- _Task brief_
Search the data for the word "stripe". Reproduce every line where it is found.
===== Given records
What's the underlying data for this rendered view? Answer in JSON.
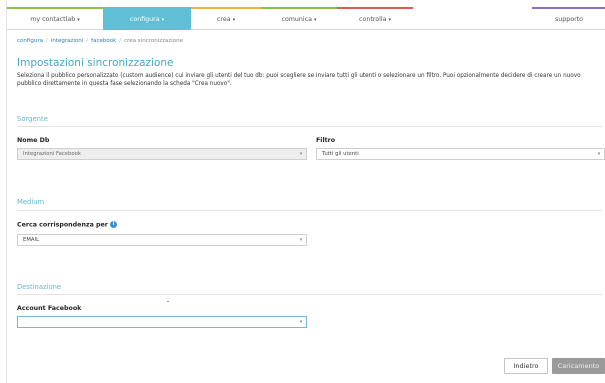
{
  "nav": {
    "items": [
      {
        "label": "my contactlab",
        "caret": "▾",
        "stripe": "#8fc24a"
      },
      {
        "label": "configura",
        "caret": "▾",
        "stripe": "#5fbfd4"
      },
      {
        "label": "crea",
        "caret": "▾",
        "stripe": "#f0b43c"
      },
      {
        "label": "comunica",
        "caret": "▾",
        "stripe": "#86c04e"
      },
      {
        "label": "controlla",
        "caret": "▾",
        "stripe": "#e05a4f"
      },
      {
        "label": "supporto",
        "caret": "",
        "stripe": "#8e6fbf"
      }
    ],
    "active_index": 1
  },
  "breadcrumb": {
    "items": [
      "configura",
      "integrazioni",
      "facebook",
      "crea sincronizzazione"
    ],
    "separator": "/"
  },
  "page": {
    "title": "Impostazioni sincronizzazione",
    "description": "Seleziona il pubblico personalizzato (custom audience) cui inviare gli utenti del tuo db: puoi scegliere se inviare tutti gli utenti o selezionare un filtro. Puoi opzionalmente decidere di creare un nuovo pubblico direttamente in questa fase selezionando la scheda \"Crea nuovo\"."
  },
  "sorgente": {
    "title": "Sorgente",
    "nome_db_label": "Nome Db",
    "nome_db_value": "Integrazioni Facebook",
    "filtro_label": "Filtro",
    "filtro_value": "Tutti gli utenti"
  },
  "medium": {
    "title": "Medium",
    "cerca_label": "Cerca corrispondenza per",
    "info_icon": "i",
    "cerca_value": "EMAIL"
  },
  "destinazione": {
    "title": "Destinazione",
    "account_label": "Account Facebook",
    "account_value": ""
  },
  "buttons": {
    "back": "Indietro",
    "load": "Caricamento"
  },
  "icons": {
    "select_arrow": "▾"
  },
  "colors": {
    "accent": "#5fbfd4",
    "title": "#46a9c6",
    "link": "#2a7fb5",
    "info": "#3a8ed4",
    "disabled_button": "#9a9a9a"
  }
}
==========
- _Worked answer_
        "stripe": "#8fc24a"
        "stripe": "#5fbfd4"
        "stripe": "#f0b43c"
        "stripe": "#86c04e"
        "stripe": "#e05a4f"
        "stripe": "#8e6fbf"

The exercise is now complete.